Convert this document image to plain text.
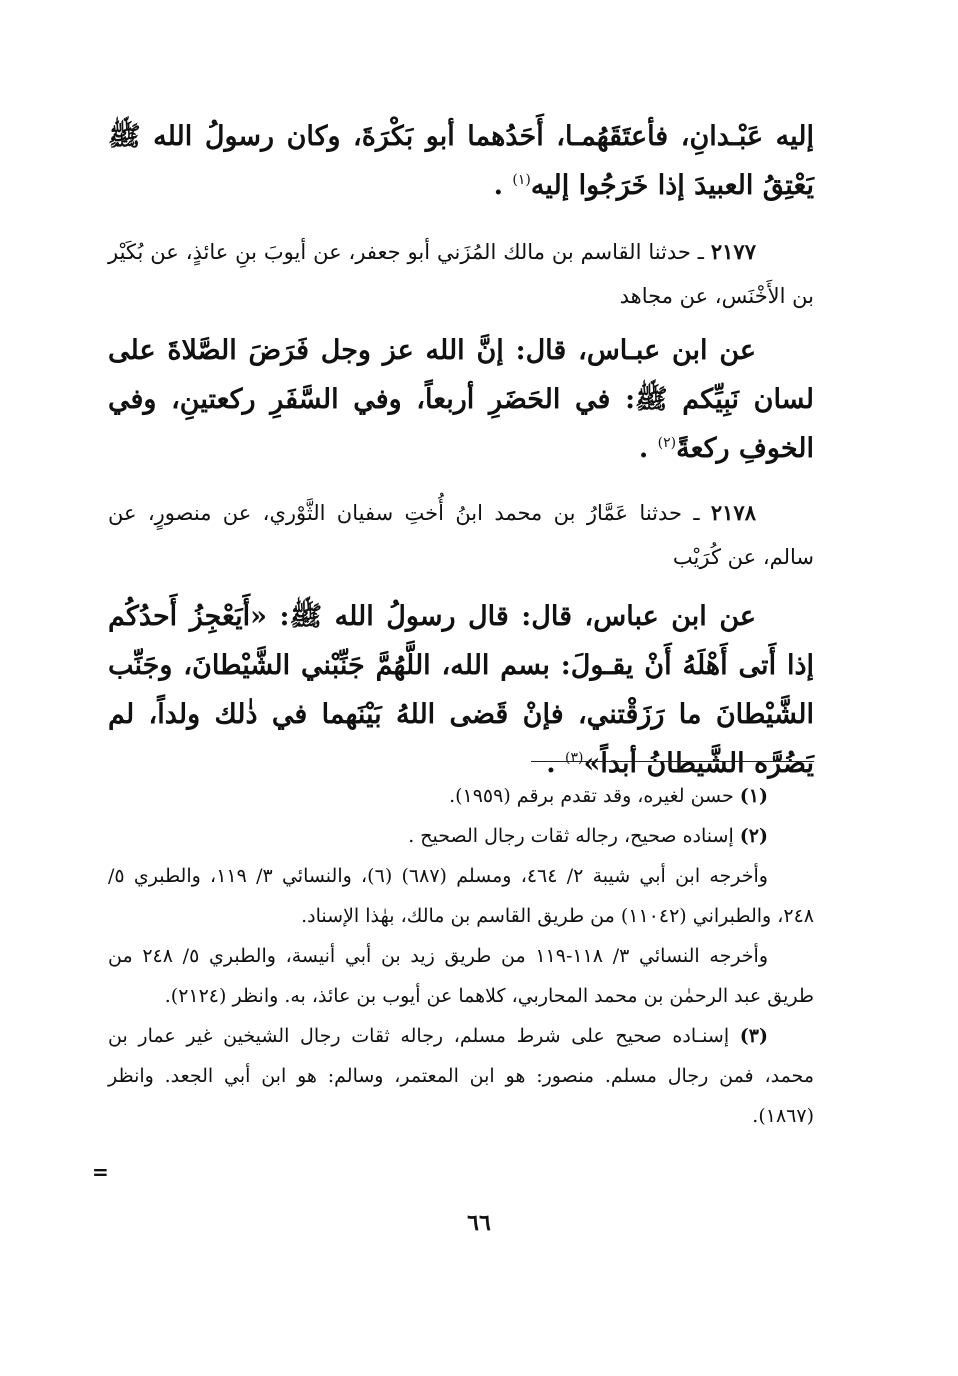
إليه عَبْـدانِ، فأعتَقَهُمـا، أَحَدُهما أبو بَكْرَةَ، وكان رسولُ الله ﷺ يَعْتِقُ العبيدَ إذا خَرَجُوا إليه$^{(١)}$ .

٢١٧٧ ـ حدثنا القاسم بن مالك المُزَني أبو جعفر، عن أيوبَ بنِ عائذٍ، عن بُكَيْر بن الأَخْنَس، عن مجاهد

عن ابن عبـاس، قال: إنَّ الله عز وجل فَرَضَ الصَّلاةَ على لسان نَبِيِّكم ﷺ: في الحَضَرِ أربعاً، وفي السَّفَرِ ركعتينِ، وفي الخوفِ ركعةً$^{(٢)}$ .

٢١٧٨ ـ حدثنا عَمَّارُ بن محمد ابنُ أُختِ سفيان الثَّوْري، عن منصورٍ، عن سالم، عن كُرَيْب

عن ابن عباس، قال: قال رسولُ الله ﷺ: «أَيَعْجِزُ أَحدُكُم إذا أَتى أَهْلَهُ أَنْ يقـولَ: بسم الله، اللَّهُمَّ جَنِّبْني الشَّيْطانَ، وجَنِّب الشَّيْطانَ ما رَزَقْتني، فإنْ قَضى اللهُ بَيْنَهما في ذٰلك ولداً، لم يَضُرَّه الشَّيطانُ أبداً»$^{(٣)}$ .

(١) حسن لغيره، وقد تقدم برقم (١٩٥٩).

(٢) إسناده صحيح، رجاله ثقات رجال الصحيح .

وأخرجه ابن أبي شيبة ٢/ ٤٦٤، ومسلم (٦٨٧) (٦)، والنسائي ٣/ ١١٩، والطبري ٥/ ٢٤٨، والطبراني (١١٠٤٢) من طريق القاسم بن مالك، بهٰذا الإسناد.

وأخرجه النسائي ٣/ ١١٨-١١٩ من طريق زيد بن أبي أنيسة، والطبري ٥/ ٢٤٨ من طريق عبد الرحمٰن بن محمد المحاربي، كلاهما عن أيوب بن عائذ، به. وانظر (٢١٢٤).

(٣) إسنـاده صحيح على شرط مسلم، رجاله ثقات رجال الشيخين غير عمار بن محمد، فمن رجال مسلم. منصور: هو ابن المعتمر، وسالم: هو ابن أبي الجعد. وانظر (١٨٦٧).

=
٦٦
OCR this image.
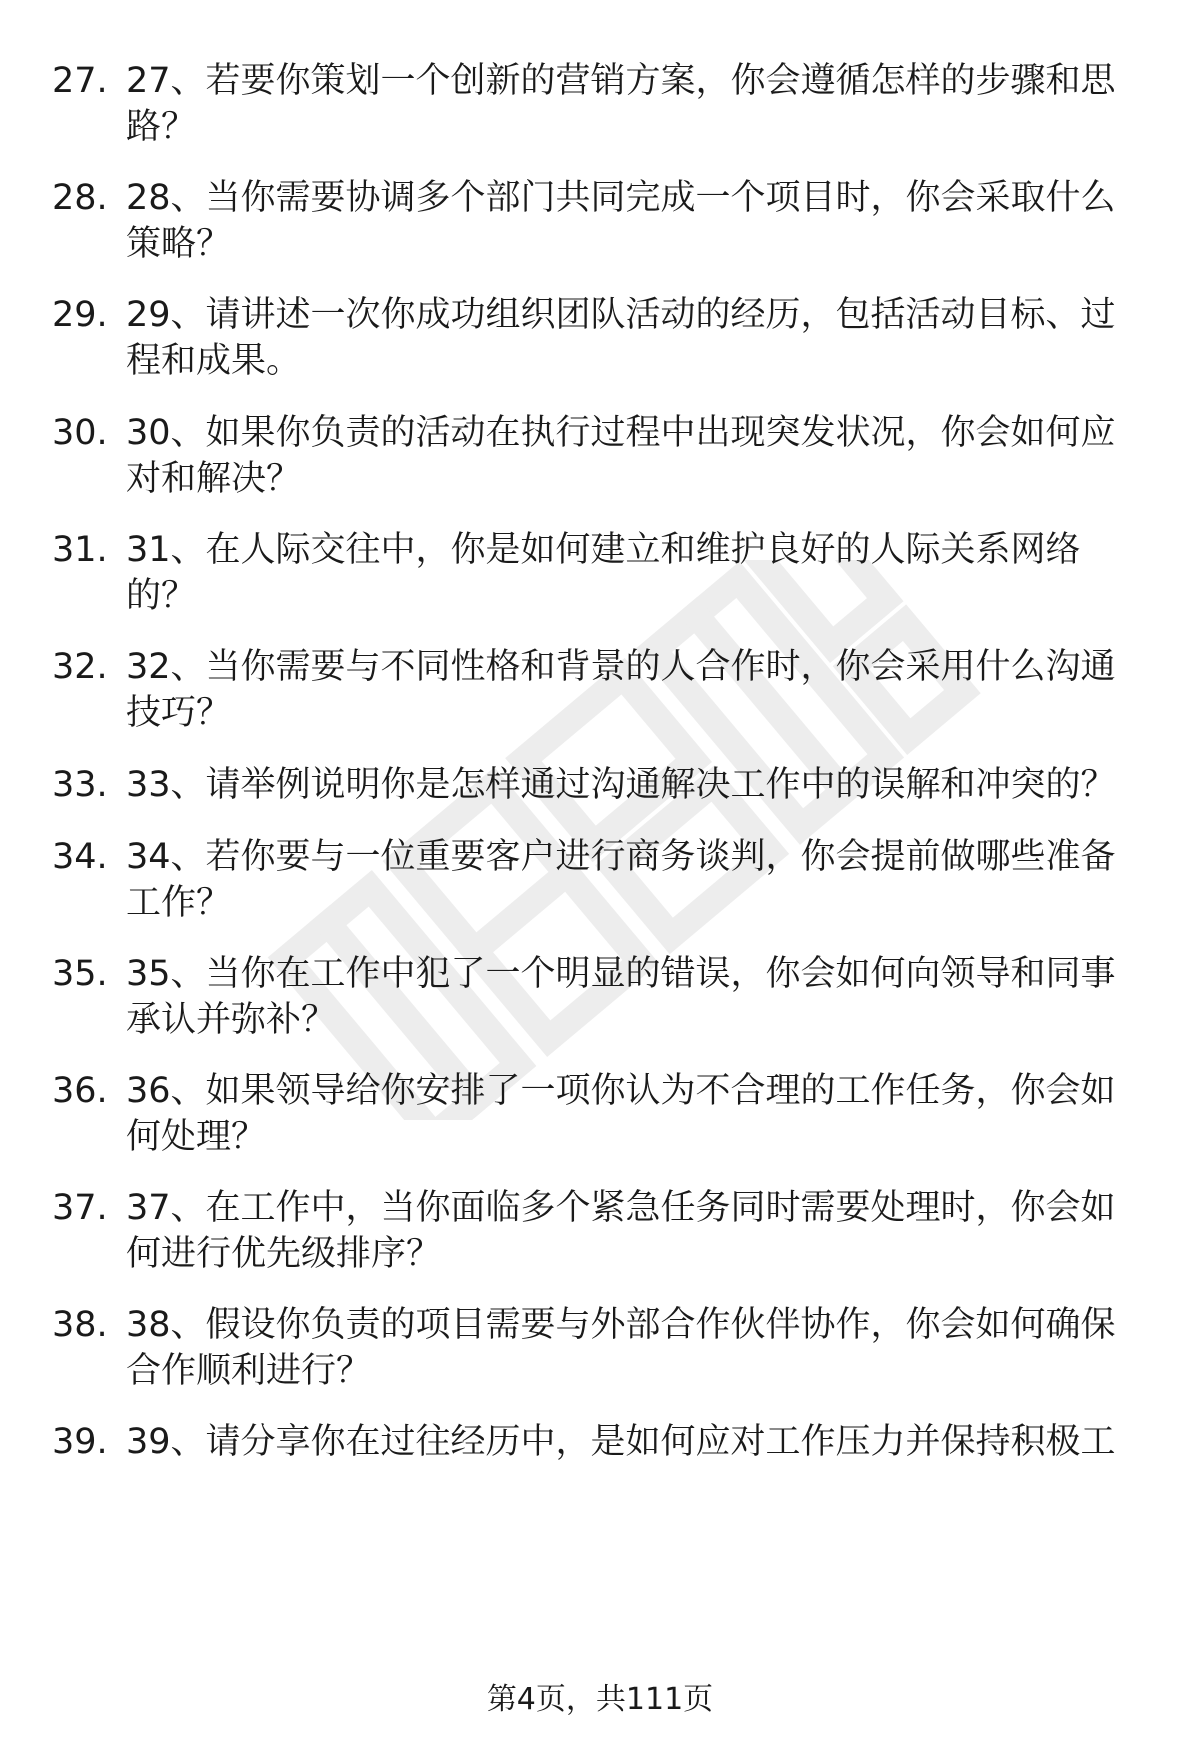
27. 27、若要你策划一个创新的营销方案，你会遵循怎样的步骤和思路？
28. 28、当你需要协调多个部门共同完成一个项目时，你会采取什么策略？
29. 29、请讲述一次你成功组织团队活动的经历，包括活动目标、过程和成果。
30. 30、如果你负责的活动在执行过程中出现突发状况，你会如何应对和解决？
31. 31、在人际交往中，你是如何建立和维护良好的人际关系网络的？
32. 32、当你需要与不同性格和背景的人合作时，你会采用什么沟通技巧？
33. 33、请举例说明你是怎样通过沟通解决工作中的误解和冲突的？
34. 34、若你要与一位重要客户进行商务谈判，你会提前做哪些准备工作？
35. 35、当你在工作中犯了一个明显的错误，你会如何向领导和同事承认并弥补？
36. 36、如果领导给你安排了一项你认为不合理的工作任务，你会如何处理？
37. 37、在工作中，当你面临多个紧急任务同时需要处理时，你会如何进行优先级排序？
38. 38、假设你负责的项目需要与外部合作伙伴协作，你会如何确保合作顺利进行？
39. 39、请分享你在过往经历中，是如何应对工作压力并保持积极工
第4页，共111页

---

_Work to do_.
Write down the number of lines where the word "رسول" appears, and nothing further.

_Reply_.
2